_The task_: Each record is to be printed again precisely as it reads.
## Start Material for this exercise
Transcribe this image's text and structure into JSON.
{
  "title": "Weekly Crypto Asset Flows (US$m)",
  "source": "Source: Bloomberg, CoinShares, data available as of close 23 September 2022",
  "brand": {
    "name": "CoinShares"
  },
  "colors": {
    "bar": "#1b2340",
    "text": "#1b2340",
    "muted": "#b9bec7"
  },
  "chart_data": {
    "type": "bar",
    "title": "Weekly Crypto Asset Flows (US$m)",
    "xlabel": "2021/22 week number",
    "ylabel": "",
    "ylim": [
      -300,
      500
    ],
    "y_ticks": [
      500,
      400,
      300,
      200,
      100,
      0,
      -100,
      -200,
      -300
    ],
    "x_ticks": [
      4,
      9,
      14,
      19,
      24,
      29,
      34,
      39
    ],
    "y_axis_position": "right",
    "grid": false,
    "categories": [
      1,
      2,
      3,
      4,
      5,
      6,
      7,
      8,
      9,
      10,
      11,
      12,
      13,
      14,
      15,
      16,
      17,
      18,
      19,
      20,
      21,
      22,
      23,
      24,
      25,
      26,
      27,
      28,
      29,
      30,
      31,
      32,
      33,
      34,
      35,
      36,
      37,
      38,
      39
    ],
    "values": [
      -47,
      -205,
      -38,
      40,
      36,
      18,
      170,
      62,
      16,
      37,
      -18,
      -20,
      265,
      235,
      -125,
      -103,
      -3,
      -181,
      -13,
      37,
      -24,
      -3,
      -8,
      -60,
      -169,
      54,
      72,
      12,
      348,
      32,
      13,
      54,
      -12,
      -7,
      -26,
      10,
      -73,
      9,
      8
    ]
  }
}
## End Material for this exercise
_Output of the task_:
Transcribe this image's text and structure into JSON.
{
  "title": "Weekly Crypto Asset Flows (US$m)",
  "source": "Source: Bloomberg, CoinShares, data available as of close 23 September 2022",
  "brand": {
    "name": "CoinShares"
  },
  "colors": {
    "bar": "#1b2340",
    "text": "#1b2340",
    "muted": "#b9bec7"
  },
  "chart_data": {
    "type": "bar",
    "title": "Weekly Crypto Asset Flows (US$m)",
    "xlabel": "2021/22 week number",
    "ylabel": "",
    "ylim": [
      -300,
      500
    ],
    "y_ticks": [
      500,
      400,
      300,
      200,
      100,
      0,
      -100,
      -200,
      -300
    ],
    "x_ticks": [
      4,
      9,
      14,
      19,
      24,
      29,
      34,
      39
    ],
    "y_axis_position": "right",
    "grid": false,
    "categories": [
      1,
      2,
      3,
      4,
      5,
      6,
      7,
      8,
      9,
      10,
      11,
      12,
      13,
      14,
      15,
      16,
      17,
      18,
      19,
      20,
      21,
      22,
      23,
      24,
      25,
      26,
      27,
      28,
      29,
      30,
      31,
      32,
      33,
      34,
      35,
      36,
      37,
      38,
      39
    ],
    "values": [
      -47,
      -205,
      -38,
      40,
      36,
      18,
      170,
      62,
      16,
      37,
      -18,
      -20,
      265,
      235,
      -125,
      -103,
      -3,
      -181,
      -13,
      37,
      -24,
      -3,
      -8,
      -60,
      -169,
      54,
      72,
      12,
      348,
      32,
      13,
      54,
      -12,
      -7,
      -26,
      10,
      -73,
      9,
      8
    ]
  }
}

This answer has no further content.